» **Written instruction**
Every record below should be printed exactly as given.

[Entries with figure data]
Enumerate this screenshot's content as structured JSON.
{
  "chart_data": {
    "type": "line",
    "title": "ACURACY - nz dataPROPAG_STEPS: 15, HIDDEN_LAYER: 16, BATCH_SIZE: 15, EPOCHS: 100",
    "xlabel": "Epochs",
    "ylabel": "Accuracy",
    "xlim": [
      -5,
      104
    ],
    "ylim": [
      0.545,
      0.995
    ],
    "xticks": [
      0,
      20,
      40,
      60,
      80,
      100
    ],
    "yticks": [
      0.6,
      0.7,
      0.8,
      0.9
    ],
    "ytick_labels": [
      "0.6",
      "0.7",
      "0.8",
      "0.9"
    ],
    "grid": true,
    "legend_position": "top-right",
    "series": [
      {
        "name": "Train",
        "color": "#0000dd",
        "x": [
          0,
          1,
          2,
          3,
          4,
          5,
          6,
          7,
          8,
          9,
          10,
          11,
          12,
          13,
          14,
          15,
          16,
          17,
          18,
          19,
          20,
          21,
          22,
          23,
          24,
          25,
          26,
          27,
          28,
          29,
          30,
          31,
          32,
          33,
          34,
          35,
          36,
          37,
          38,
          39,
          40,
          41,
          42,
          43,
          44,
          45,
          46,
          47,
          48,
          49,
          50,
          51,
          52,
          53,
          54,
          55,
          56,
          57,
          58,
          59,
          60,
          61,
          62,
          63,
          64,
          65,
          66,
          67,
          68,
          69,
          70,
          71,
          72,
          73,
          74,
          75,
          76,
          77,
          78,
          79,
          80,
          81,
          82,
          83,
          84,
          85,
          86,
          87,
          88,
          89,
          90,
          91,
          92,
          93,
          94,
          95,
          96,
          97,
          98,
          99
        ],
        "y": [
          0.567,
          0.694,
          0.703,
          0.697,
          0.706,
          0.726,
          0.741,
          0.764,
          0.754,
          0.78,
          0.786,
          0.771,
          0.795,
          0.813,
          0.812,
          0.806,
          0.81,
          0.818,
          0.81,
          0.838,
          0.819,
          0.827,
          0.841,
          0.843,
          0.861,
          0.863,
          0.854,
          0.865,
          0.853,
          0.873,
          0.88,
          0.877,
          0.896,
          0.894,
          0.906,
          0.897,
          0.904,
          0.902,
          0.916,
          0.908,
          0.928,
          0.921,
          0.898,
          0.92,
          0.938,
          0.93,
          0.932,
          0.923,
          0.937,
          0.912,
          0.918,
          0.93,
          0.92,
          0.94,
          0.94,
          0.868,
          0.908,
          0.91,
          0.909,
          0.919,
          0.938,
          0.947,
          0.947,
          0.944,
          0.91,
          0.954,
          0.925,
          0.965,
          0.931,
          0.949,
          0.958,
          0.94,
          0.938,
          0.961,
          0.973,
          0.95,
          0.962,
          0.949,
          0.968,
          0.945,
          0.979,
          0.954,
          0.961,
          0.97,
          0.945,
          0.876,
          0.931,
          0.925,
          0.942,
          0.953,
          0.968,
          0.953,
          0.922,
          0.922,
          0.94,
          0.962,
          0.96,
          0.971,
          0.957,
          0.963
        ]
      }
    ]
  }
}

» **Output**
Enumerate this screenshot's content as structured JSON.
{
  "chart_data": {
    "type": "line",
    "title": "ACURACY - nz dataPROPAG_STEPS: 15, HIDDEN_LAYER: 16, BATCH_SIZE: 15, EPOCHS: 100",
    "xlabel": "Epochs",
    "ylabel": "Accuracy",
    "xlim": [
      -5,
      104
    ],
    "ylim": [
      0.545,
      0.995
    ],
    "xticks": [
      0,
      20,
      40,
      60,
      80,
      100
    ],
    "yticks": [
      0.6,
      0.7,
      0.8,
      0.9
    ],
    "ytick_labels": [
      "0.6",
      "0.7",
      "0.8",
      "0.9"
    ],
    "grid": true,
    "legend_position": "top-right",
    "series": [
      {
        "name": "Train",
        "color": "#0000dd",
        "x": [
          0,
          1,
          2,
          3,
          4,
          5,
          6,
          7,
          8,
          9,
          10,
          11,
          12,
          13,
          14,
          15,
          16,
          17,
          18,
          19,
          20,
          21,
          22,
          23,
          24,
          25,
          26,
          27,
          28,
          29,
          30,
          31,
          32,
          33,
          34,
          35,
          36,
          37,
          38,
          39,
          40,
          41,
          42,
          43,
          44,
          45,
          46,
          47,
          48,
          49,
          50,
          51,
          52,
          53,
          54,
          55,
          56,
          57,
          58,
          59,
          60,
          61,
          62,
          63,
          64,
          65,
          66,
          67,
          68,
          69,
          70,
          71,
          72,
          73,
          74,
          75,
          76,
          77,
          78,
          79,
          80,
          81,
          82,
          83,
          84,
          85,
          86,
          87,
          88,
          89,
          90,
          91,
          92,
          93,
          94,
          95,
          96,
          97,
          98,
          99
        ],
        "y": [
          0.567,
          0.694,
          0.703,
          0.697,
          0.706,
          0.726,
          0.741,
          0.764,
          0.754,
          0.78,
          0.786,
          0.771,
          0.795,
          0.813,
          0.812,
          0.806,
          0.81,
          0.818,
          0.81,
          0.838,
          0.819,
          0.827,
          0.841,
          0.843,
          0.861,
          0.863,
          0.854,
          0.865,
          0.853,
          0.873,
          0.88,
          0.877,
          0.896,
          0.894,
          0.906,
          0.897,
          0.904,
          0.902,
          0.916,
          0.908,
          0.928,
          0.921,
          0.898,
          0.92,
          0.938,
          0.93,
          0.932,
          0.923,
          0.937,
          0.912,
          0.918,
          0.93,
          0.92,
          0.94,
          0.94,
          0.868,
          0.908,
          0.91,
          0.909,
          0.919,
          0.938,
          0.947,
          0.947,
          0.944,
          0.91,
          0.954,
          0.925,
          0.965,
          0.931,
          0.949,
          0.958,
          0.94,
          0.938,
          0.961,
          0.973,
          0.95,
          0.962,
          0.949,
          0.968,
          0.945,
          0.979,
          0.954,
          0.961,
          0.97,
          0.945,
          0.876,
          0.931,
          0.925,
          0.942,
          0.953,
          0.968,
          0.953,
          0.922,
          0.922,
          0.94,
          0.962,
          0.96,
          0.971,
          0.957,
          0.963
        ]
      }
    ]
  }
}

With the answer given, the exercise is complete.